_Work instructions:_ Go through the listing below and gather every line with the word "years".

Saved entries
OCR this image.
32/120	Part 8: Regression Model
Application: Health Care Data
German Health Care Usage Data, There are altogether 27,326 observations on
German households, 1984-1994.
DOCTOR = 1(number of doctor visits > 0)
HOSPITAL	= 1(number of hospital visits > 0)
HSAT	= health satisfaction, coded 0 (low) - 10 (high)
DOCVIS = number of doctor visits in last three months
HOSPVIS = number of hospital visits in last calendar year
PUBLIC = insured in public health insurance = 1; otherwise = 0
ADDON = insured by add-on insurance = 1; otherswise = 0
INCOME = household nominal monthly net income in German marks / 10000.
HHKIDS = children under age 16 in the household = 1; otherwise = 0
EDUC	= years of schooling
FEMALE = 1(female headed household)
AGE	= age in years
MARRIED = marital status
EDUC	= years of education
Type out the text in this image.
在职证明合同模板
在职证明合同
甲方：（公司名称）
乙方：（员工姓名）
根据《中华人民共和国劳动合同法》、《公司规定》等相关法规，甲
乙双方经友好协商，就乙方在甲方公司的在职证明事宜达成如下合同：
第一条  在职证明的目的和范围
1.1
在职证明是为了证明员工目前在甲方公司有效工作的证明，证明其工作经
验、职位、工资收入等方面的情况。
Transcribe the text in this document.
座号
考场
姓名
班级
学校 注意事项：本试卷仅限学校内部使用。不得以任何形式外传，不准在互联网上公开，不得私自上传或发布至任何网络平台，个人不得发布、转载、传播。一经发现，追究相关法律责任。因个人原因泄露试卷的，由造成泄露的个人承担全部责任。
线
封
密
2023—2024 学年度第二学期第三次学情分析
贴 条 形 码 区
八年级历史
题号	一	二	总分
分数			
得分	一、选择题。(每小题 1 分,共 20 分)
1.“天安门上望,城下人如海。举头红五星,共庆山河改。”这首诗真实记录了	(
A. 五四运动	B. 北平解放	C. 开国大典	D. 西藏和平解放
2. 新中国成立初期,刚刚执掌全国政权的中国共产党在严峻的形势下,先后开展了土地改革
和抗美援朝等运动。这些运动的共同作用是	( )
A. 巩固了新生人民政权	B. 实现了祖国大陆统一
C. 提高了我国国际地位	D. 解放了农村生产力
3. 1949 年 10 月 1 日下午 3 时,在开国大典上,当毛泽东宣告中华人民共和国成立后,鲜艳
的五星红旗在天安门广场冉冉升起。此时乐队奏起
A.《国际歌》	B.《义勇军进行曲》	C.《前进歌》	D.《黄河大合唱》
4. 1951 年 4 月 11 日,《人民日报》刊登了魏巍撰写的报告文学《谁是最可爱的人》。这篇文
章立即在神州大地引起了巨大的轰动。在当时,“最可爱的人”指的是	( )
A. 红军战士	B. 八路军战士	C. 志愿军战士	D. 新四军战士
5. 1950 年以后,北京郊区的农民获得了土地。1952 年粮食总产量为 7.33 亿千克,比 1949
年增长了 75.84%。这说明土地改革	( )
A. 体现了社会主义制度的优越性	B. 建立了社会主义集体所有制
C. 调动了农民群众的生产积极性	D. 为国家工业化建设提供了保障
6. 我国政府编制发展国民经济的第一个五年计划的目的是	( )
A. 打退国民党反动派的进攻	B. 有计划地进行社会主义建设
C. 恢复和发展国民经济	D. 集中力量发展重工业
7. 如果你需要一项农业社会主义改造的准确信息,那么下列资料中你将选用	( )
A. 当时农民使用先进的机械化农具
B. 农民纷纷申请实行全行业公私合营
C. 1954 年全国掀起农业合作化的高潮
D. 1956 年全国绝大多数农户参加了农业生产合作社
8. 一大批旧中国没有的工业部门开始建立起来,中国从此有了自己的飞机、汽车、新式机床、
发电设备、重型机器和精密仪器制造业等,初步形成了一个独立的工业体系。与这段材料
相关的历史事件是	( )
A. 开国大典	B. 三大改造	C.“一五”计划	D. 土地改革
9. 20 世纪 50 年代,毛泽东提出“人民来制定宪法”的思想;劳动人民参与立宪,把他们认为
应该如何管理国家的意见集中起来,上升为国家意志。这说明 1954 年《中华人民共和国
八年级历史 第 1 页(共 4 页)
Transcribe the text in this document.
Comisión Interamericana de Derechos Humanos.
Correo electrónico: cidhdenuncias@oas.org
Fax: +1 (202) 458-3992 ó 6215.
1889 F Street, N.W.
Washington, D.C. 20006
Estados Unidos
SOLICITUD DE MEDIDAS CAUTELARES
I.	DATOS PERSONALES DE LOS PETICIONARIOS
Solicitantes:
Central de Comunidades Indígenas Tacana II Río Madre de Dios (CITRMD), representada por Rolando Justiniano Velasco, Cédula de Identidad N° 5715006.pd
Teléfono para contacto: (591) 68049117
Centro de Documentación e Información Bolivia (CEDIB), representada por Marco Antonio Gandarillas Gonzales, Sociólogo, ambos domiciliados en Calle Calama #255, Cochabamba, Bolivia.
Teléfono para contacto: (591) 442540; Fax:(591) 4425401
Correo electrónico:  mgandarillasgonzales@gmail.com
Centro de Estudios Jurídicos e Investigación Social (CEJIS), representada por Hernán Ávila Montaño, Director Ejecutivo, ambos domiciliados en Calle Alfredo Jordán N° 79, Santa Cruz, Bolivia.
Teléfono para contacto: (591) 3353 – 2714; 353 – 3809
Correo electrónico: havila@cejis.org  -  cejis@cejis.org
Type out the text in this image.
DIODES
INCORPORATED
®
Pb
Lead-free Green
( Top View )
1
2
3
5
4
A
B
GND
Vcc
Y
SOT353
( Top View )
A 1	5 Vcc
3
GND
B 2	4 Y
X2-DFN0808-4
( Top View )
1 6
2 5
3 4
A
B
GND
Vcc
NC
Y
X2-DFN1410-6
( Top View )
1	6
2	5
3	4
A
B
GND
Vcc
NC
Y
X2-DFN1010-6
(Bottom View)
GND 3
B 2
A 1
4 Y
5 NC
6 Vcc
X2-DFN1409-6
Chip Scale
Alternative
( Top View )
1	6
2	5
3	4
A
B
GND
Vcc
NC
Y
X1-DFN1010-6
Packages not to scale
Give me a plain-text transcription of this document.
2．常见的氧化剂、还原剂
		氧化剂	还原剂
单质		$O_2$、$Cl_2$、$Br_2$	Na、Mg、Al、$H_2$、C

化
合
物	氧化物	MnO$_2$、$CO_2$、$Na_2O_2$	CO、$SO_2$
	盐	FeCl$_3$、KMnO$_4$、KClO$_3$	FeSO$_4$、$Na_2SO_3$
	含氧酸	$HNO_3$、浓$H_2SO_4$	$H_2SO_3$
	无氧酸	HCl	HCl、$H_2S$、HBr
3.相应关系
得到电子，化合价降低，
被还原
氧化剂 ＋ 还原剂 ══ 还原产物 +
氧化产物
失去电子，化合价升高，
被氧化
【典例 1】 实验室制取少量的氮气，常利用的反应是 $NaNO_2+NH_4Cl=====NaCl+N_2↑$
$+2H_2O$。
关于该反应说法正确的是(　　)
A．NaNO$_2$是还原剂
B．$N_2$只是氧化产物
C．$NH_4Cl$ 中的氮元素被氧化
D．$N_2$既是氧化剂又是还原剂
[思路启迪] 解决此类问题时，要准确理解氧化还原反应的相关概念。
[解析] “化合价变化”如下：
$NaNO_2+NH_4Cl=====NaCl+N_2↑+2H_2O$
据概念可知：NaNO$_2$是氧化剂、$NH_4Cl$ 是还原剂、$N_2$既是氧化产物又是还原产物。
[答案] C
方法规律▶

_Exercise output:_
EDUC	= years of schooling
AGE	= age in years
EDUC	= years of education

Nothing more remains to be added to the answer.